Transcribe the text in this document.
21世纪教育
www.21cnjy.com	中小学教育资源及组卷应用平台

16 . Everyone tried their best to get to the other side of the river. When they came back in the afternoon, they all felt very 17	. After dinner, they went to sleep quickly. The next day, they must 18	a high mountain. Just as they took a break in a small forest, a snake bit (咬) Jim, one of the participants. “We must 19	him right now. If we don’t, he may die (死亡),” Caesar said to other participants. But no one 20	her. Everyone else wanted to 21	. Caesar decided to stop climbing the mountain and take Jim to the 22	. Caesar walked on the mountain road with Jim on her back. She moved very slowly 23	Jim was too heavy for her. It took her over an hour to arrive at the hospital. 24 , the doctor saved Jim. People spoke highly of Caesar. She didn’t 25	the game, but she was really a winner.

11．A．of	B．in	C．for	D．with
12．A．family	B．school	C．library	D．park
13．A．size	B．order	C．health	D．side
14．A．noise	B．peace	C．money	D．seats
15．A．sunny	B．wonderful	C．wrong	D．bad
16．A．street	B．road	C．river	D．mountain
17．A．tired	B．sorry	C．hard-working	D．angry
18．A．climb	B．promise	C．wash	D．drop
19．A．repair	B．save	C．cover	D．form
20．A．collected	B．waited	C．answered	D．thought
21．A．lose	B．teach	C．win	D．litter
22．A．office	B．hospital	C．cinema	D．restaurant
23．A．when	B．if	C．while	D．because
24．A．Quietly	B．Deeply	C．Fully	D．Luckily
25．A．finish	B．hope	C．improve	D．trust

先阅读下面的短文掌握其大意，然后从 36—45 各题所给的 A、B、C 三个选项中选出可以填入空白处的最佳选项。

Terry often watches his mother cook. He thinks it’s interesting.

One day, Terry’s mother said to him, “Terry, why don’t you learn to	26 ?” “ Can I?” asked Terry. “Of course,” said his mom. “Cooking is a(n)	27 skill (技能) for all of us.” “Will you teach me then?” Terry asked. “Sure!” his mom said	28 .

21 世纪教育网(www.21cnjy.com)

● ● ●

EXERCISE TASK → Take every line from the data that contains the word "mother".

FULL OUTPUT →
Terry often watches his mother cook. He thinks it’s interesting.
One day, Terry’s mother said to him, “Terry, why don’t you learn to	26 ?” “ Can I?” asked Terry. “Of course,” said his mom. “Cooking is a(n)	27 skill (技能) for all of us.” “Will you teach me then?” Terry asked. “Sure!” his mom said	28 .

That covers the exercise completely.